** begin Record list **
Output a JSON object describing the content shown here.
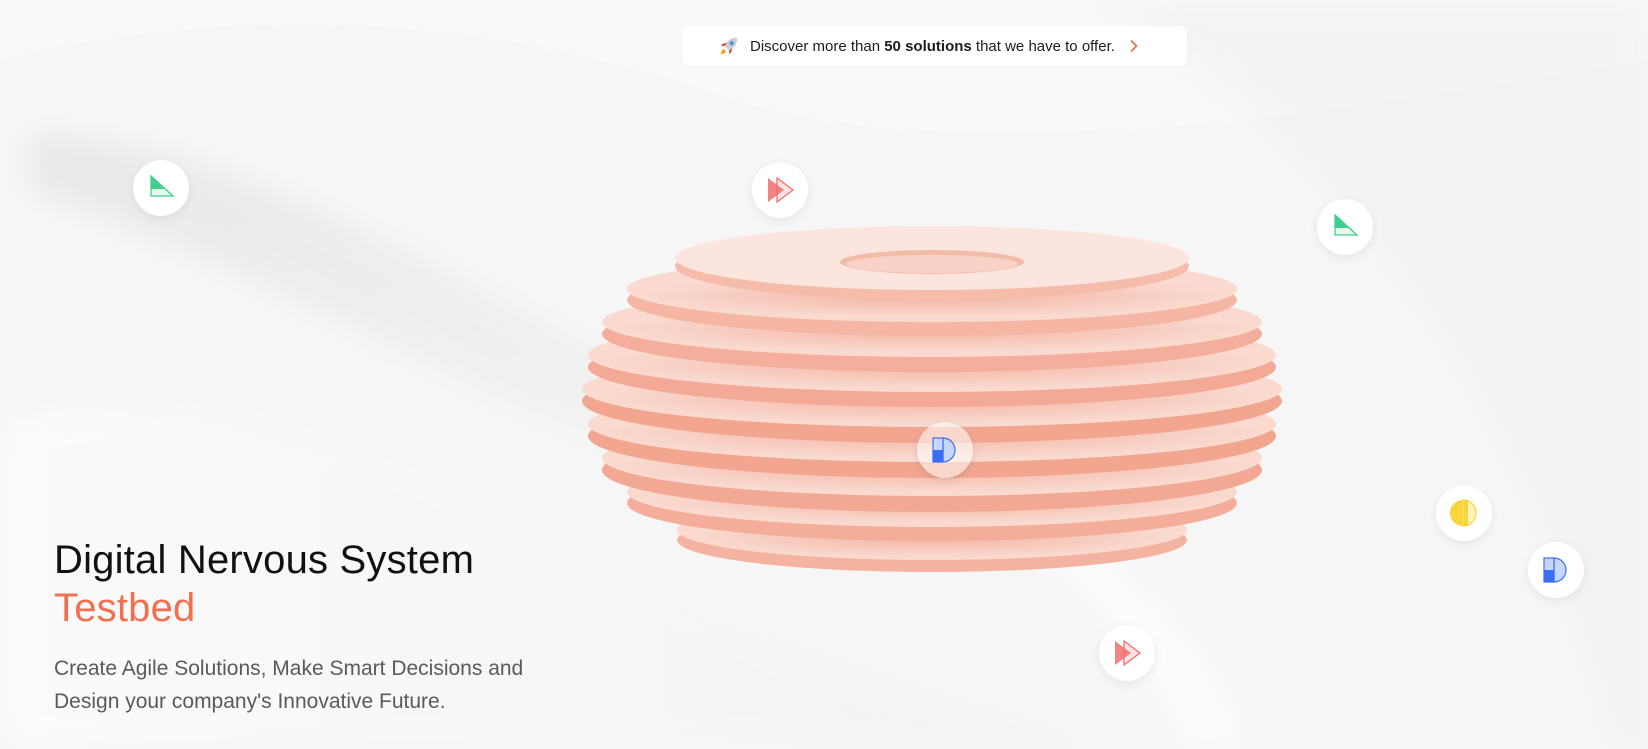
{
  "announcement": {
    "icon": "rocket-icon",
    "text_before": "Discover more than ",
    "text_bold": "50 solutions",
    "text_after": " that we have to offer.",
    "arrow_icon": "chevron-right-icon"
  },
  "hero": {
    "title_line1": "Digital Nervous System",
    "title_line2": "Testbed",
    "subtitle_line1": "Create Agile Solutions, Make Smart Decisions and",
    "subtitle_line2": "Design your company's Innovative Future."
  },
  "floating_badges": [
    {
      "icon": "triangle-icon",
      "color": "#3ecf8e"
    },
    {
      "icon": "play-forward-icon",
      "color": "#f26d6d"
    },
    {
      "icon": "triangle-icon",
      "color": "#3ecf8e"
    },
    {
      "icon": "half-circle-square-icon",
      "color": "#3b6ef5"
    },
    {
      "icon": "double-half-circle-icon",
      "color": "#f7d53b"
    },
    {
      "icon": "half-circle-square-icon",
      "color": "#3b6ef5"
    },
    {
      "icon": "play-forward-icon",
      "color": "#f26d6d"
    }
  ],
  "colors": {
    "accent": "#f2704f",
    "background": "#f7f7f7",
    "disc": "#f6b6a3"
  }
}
** end Record list **
** begin Record list **
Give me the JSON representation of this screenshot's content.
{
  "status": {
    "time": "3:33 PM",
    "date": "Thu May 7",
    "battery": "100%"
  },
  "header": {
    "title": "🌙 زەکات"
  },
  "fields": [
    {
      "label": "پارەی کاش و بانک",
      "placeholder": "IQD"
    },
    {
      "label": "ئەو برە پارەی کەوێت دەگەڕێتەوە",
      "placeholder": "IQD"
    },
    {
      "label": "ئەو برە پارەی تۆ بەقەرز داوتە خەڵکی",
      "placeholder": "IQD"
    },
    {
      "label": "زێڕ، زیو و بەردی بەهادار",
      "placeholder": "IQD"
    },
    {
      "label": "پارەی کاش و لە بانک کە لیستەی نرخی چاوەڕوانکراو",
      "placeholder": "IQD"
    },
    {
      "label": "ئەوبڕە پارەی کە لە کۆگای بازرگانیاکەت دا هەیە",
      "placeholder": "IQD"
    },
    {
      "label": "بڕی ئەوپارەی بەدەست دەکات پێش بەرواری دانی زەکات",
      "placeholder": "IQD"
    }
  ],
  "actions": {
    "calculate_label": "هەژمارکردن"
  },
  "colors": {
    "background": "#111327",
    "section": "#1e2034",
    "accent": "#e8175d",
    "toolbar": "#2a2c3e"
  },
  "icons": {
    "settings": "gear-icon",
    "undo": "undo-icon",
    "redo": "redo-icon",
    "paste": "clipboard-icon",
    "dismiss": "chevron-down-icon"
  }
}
** end Record list **
The problem: Review the preceding data and report every line that includes the string "JSON".

The response:
Output a JSON object describing the content shown here.
Give me the JSON representation of this screenshot's content.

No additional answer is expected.